REQUIREMENT - Transcribe the lines below verbatim, skipping the images.

"""

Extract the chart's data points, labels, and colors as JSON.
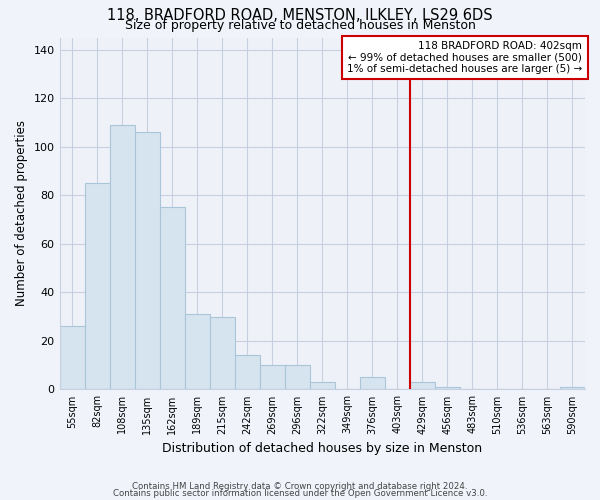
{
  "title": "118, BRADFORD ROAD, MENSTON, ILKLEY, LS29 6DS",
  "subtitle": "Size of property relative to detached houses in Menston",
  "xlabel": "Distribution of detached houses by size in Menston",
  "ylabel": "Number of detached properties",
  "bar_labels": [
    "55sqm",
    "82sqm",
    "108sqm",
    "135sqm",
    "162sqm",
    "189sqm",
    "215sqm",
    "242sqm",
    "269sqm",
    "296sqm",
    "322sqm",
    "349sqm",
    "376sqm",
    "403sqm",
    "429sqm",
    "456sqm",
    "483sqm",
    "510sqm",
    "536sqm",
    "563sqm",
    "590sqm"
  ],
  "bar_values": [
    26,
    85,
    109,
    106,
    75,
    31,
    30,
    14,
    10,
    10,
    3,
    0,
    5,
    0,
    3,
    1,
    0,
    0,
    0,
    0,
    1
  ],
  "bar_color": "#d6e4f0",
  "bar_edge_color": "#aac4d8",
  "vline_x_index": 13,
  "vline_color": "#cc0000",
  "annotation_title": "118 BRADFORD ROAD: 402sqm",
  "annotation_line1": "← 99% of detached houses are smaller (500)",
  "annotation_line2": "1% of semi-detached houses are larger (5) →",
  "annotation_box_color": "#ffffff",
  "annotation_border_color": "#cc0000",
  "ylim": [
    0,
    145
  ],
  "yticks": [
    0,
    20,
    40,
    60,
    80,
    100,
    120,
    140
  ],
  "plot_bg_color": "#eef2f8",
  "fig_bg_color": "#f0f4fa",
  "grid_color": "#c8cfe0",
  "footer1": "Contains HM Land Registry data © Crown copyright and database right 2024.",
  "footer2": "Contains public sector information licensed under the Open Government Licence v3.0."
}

"""

TASK ANSWER -
Extract the chart's data points, labels, and colors as JSON.
{
  "title": "118, BRADFORD ROAD, MENSTON, ILKLEY, LS29 6DS",
  "subtitle": "Size of property relative to detached houses in Menston",
  "xlabel": "Distribution of detached houses by size in Menston",
  "ylabel": "Number of detached properties",
  "bar_labels": [
    "55sqm",
    "82sqm",
    "108sqm",
    "135sqm",
    "162sqm",
    "189sqm",
    "215sqm",
    "242sqm",
    "269sqm",
    "296sqm",
    "322sqm",
    "349sqm",
    "376sqm",
    "403sqm",
    "429sqm",
    "456sqm",
    "483sqm",
    "510sqm",
    "536sqm",
    "563sqm",
    "590sqm"
  ],
  "bar_values": [
    26,
    85,
    109,
    106,
    75,
    31,
    30,
    14,
    10,
    10,
    3,
    0,
    5,
    0,
    3,
    1,
    0,
    0,
    0,
    0,
    1
  ],
  "bar_color": "#d6e4f0",
  "bar_edge_color": "#aac4d8",
  "vline_x_index": 13,
  "vline_color": "#cc0000",
  "annotation_title": "118 BRADFORD ROAD: 402sqm",
  "annotation_line1": "← 99% of detached houses are smaller (500)",
  "annotation_line2": "1% of semi-detached houses are larger (5) →",
  "annotation_box_color": "#ffffff",
  "annotation_border_color": "#cc0000",
  "ylim": [
    0,
    145
  ],
  "yticks": [
    0,
    20,
    40,
    60,
    80,
    100,
    120,
    140
  ],
  "plot_bg_color": "#eef2f8",
  "fig_bg_color": "#f0f4fa",
  "grid_color": "#c8cfe0",
  "footer1": "Contains HM Land Registry data © Crown copyright and database right 2024.",
  "footer2": "Contains public sector information licensed under the Open Government Licence v3.0."
}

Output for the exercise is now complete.